_Your task:_
Select and reproduce each line of the listing below that bears the string "Odds".

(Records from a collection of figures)
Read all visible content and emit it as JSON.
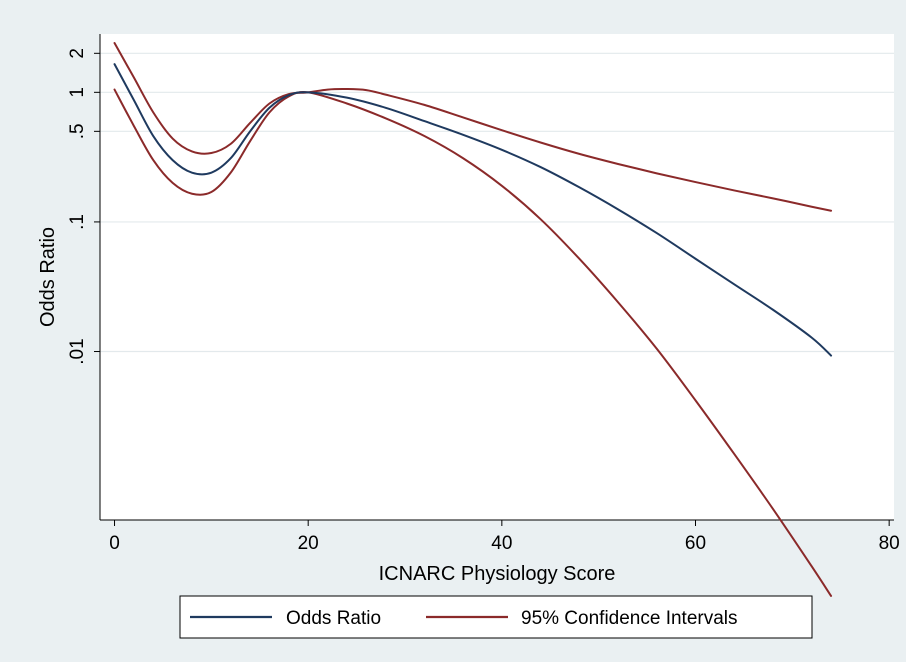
{
  "chart_data": {
    "type": "line",
    "xlabel": "ICNARC Physiology Score",
    "ylabel": "Odds Ratio",
    "xlim": [
      -1.5,
      80.5
    ],
    "y_scale": "log",
    "ylim_log10": [
      -3.3,
      0.45
    ],
    "x_ticks": [
      0,
      20,
      40,
      60,
      80
    ],
    "x_tick_labels": [
      "0",
      "20",
      "40",
      "60",
      "80"
    ],
    "y_ticks": [
      2,
      1,
      0.5,
      0.1,
      0.01
    ],
    "y_tick_labels": [
      "2",
      "1",
      ".5",
      ".1",
      ".01"
    ],
    "grid": "horizontal",
    "legend_position": "bottom",
    "legend": [
      {
        "label": "Odds Ratio",
        "color": "#1f3a5f"
      },
      {
        "label": "95% Confidence Intervals",
        "color": "#8b2a2a"
      }
    ],
    "series": [
      {
        "name": "Odds Ratio",
        "color": "#1f3a5f",
        "x": [
          0,
          2,
          4,
          6,
          8,
          10,
          12,
          14,
          16,
          18,
          20,
          24,
          28,
          32,
          36,
          40,
          44,
          48,
          52,
          56,
          60,
          64,
          68,
          72,
          74
        ],
        "y": [
          1.65,
          0.87,
          0.46,
          0.3,
          0.24,
          0.24,
          0.31,
          0.5,
          0.76,
          0.95,
          1.0,
          0.91,
          0.76,
          0.6,
          0.47,
          0.36,
          0.265,
          0.185,
          0.125,
          0.082,
          0.052,
          0.033,
          0.021,
          0.0128,
          0.0093
        ]
      },
      {
        "name": "95% Confidence Intervals",
        "color": "#8b2a2a",
        "x": [
          0,
          2,
          4,
          6,
          8,
          10,
          12,
          14,
          16,
          18,
          20,
          22,
          24,
          26,
          28,
          32,
          36,
          40,
          44,
          48,
          52,
          56,
          60,
          64,
          68,
          72,
          74
        ],
        "y": [
          2.4,
          1.3,
          0.7,
          0.44,
          0.35,
          0.34,
          0.4,
          0.58,
          0.82,
          0.97,
          1.0,
          1.05,
          1.06,
          1.04,
          0.96,
          0.8,
          0.64,
          0.51,
          0.41,
          0.335,
          0.28,
          0.237,
          0.203,
          0.175,
          0.152,
          0.131,
          0.122
        ]
      },
      {
        "name": "95% Confidence Intervals",
        "color": "#8b2a2a",
        "x": [
          0,
          2,
          4,
          6,
          8,
          10,
          12,
          14,
          16,
          18,
          20,
          24,
          28,
          32,
          36,
          40,
          44,
          48,
          52,
          56,
          60,
          64,
          68,
          72,
          74
        ],
        "y": [
          1.05,
          0.55,
          0.3,
          0.2,
          0.165,
          0.17,
          0.24,
          0.42,
          0.7,
          0.93,
          1.0,
          0.82,
          0.63,
          0.46,
          0.31,
          0.19,
          0.105,
          0.052,
          0.024,
          0.0105,
          0.0042,
          0.00162,
          0.00061,
          0.00022,
          0.00013
        ]
      }
    ]
  }
}
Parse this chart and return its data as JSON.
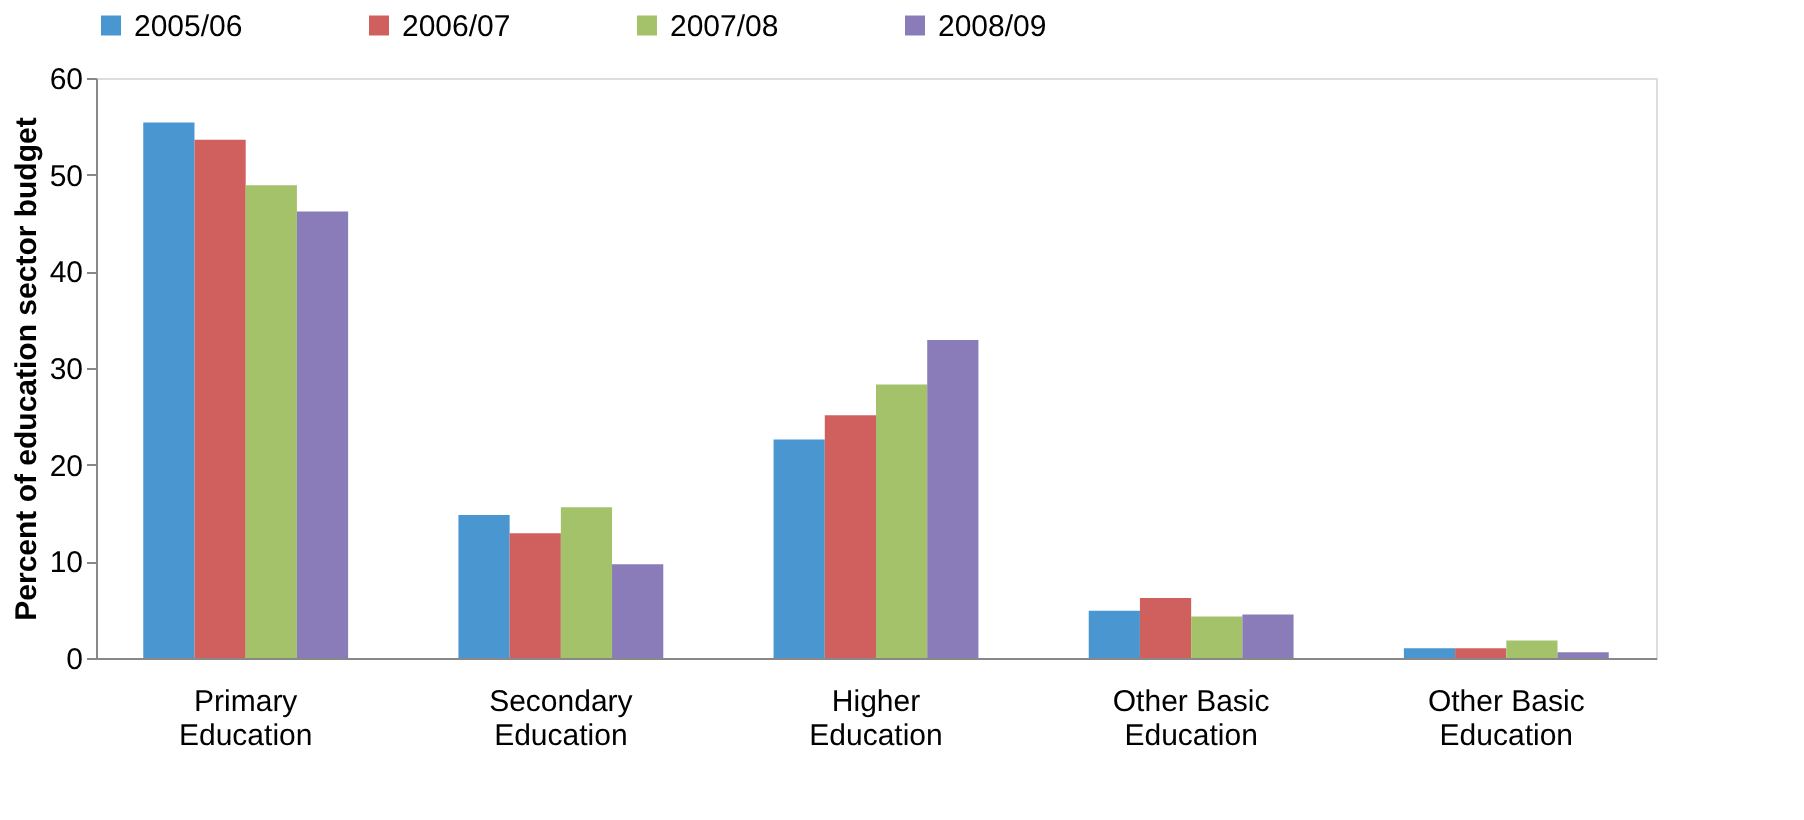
{
  "chart_data": {
    "type": "bar",
    "ylabel": "Percent of education sector budget",
    "categories": [
      "Primary Education",
      "Secondary Education",
      "Higher Education",
      "Other Basic Education",
      "Other Basic Education"
    ],
    "series": [
      {
        "name": "2005/06",
        "color": "#4a96d0",
        "values": [
          55.4,
          14.8,
          22.6,
          4.9,
          1.0
        ]
      },
      {
        "name": "2006/07",
        "color": "#d0605e",
        "values": [
          53.6,
          12.9,
          25.1,
          6.2,
          1.0
        ]
      },
      {
        "name": "2007/08",
        "color": "#a4c26a",
        "values": [
          48.9,
          15.6,
          28.3,
          4.3,
          1.8
        ]
      },
      {
        "name": "2008/09",
        "color": "#8a7cb8",
        "values": [
          46.2,
          9.7,
          32.9,
          4.5,
          0.6
        ]
      }
    ],
    "ylim": [
      0,
      60
    ],
    "yticks": [
      0,
      10,
      20,
      30,
      40,
      50,
      60
    ],
    "grid": false,
    "legend": "top"
  }
}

_Exercise answer:_
    "ylabel": "Odds Ratio",
        "label": "Odds Ratio",
        "name": "Odds Ratio",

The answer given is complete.